Recorded information
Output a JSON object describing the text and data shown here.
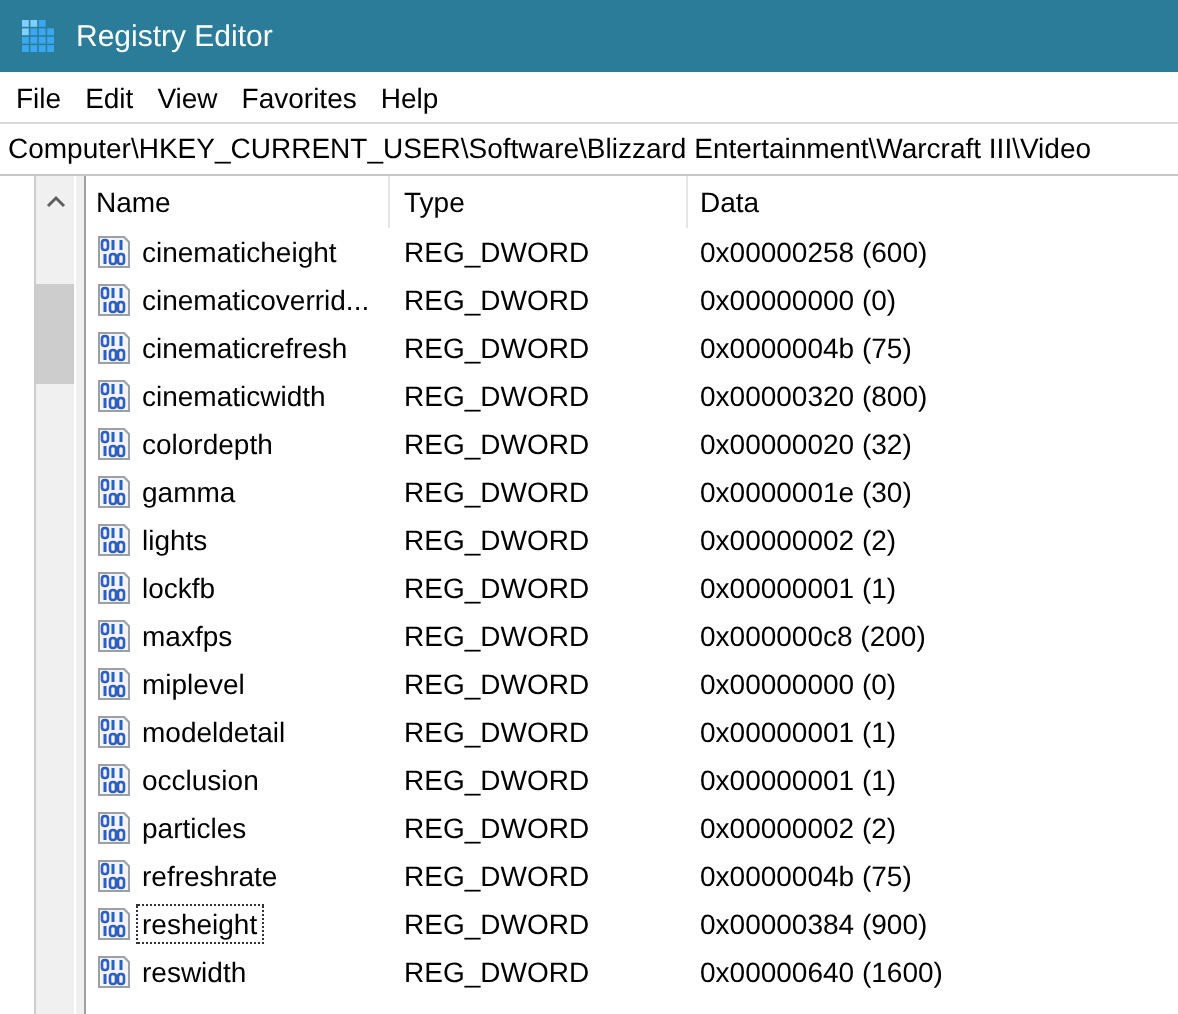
{
  "window": {
    "title": "Registry Editor"
  },
  "menu": [
    "File",
    "Edit",
    "View",
    "Favorites",
    "Help"
  ],
  "address": "Computer\\HKEY_CURRENT_USER\\Software\\Blizzard Entertainment\\Warcraft III\\Video",
  "table": {
    "columns": [
      "Name",
      "Type",
      "Data"
    ],
    "rows": [
      {
        "name": "cinematicheight",
        "type": "REG_DWORD",
        "data": "0x00000258 (600)",
        "focused": false
      },
      {
        "name": "cinematicoverrid...",
        "type": "REG_DWORD",
        "data": "0x00000000 (0)",
        "focused": false
      },
      {
        "name": "cinematicrefresh",
        "type": "REG_DWORD",
        "data": "0x0000004b (75)",
        "focused": false
      },
      {
        "name": "cinematicwidth",
        "type": "REG_DWORD",
        "data": "0x00000320 (800)",
        "focused": false
      },
      {
        "name": "colordepth",
        "type": "REG_DWORD",
        "data": "0x00000020 (32)",
        "focused": false
      },
      {
        "name": "gamma",
        "type": "REG_DWORD",
        "data": "0x0000001e (30)",
        "focused": false
      },
      {
        "name": "lights",
        "type": "REG_DWORD",
        "data": "0x00000002 (2)",
        "focused": false
      },
      {
        "name": "lockfb",
        "type": "REG_DWORD",
        "data": "0x00000001 (1)",
        "focused": false
      },
      {
        "name": "maxfps",
        "type": "REG_DWORD",
        "data": "0x000000c8 (200)",
        "focused": false
      },
      {
        "name": "miplevel",
        "type": "REG_DWORD",
        "data": "0x00000000 (0)",
        "focused": false
      },
      {
        "name": "modeldetail",
        "type": "REG_DWORD",
        "data": "0x00000001 (1)",
        "focused": false
      },
      {
        "name": "occlusion",
        "type": "REG_DWORD",
        "data": "0x00000001 (1)",
        "focused": false
      },
      {
        "name": "particles",
        "type": "REG_DWORD",
        "data": "0x00000002 (2)",
        "focused": false
      },
      {
        "name": "refreshrate",
        "type": "REG_DWORD",
        "data": "0x0000004b (75)",
        "focused": false
      },
      {
        "name": "resheight",
        "type": "REG_DWORD",
        "data": "0x00000384 (900)",
        "focused": true
      },
      {
        "name": "reswidth",
        "type": "REG_DWORD",
        "data": "0x00000640 (1600)",
        "focused": false
      }
    ]
  }
}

Given request
Transcribe the records verbatim and omit the images.

Response below
Output a JSON object describing the text and data shown here.
{
  "window": {
    "title": "Registry Editor"
  },
  "menu": [
    "File",
    "Edit",
    "View",
    "Favorites",
    "Help"
  ],
  "address": "Computer\\HKEY_CURRENT_USER\\Software\\Blizzard Entertainment\\Warcraft III\\Video",
  "table": {
    "columns": [
      "Name",
      "Type",
      "Data"
    ],
    "rows": [
      {
        "name": "cinematicheight",
        "type": "REG_DWORD",
        "data": "0x00000258 (600)",
        "focused": false
      },
      {
        "name": "cinematicoverrid...",
        "type": "REG_DWORD",
        "data": "0x00000000 (0)",
        "focused": false
      },
      {
        "name": "cinematicrefresh",
        "type": "REG_DWORD",
        "data": "0x0000004b (75)",
        "focused": false
      },
      {
        "name": "cinematicwidth",
        "type": "REG_DWORD",
        "data": "0x00000320 (800)",
        "focused": false
      },
      {
        "name": "colordepth",
        "type": "REG_DWORD",
        "data": "0x00000020 (32)",
        "focused": false
      },
      {
        "name": "gamma",
        "type": "REG_DWORD",
        "data": "0x0000001e (30)",
        "focused": false
      },
      {
        "name": "lights",
        "type": "REG_DWORD",
        "data": "0x00000002 (2)",
        "focused": false
      },
      {
        "name": "lockfb",
        "type": "REG_DWORD",
        "data": "0x00000001 (1)",
        "focused": false
      },
      {
        "name": "maxfps",
        "type": "REG_DWORD",
        "data": "0x000000c8 (200)",
        "focused": false
      },
      {
        "name": "miplevel",
        "type": "REG_DWORD",
        "data": "0x00000000 (0)",
        "focused": false
      },
      {
        "name": "modeldetail",
        "type": "REG_DWORD",
        "data": "0x00000001 (1)",
        "focused": false
      },
      {
        "name": "occlusion",
        "type": "REG_DWORD",
        "data": "0x00000001 (1)",
        "focused": false
      },
      {
        "name": "particles",
        "type": "REG_DWORD",
        "data": "0x00000002 (2)",
        "focused": false
      },
      {
        "name": "refreshrate",
        "type": "REG_DWORD",
        "data": "0x0000004b (75)",
        "focused": false
      },
      {
        "name": "resheight",
        "type": "REG_DWORD",
        "data": "0x00000384 (900)",
        "focused": true
      },
      {
        "name": "reswidth",
        "type": "REG_DWORD",
        "data": "0x00000640 (1600)",
        "focused": false
      }
    ]
  }
}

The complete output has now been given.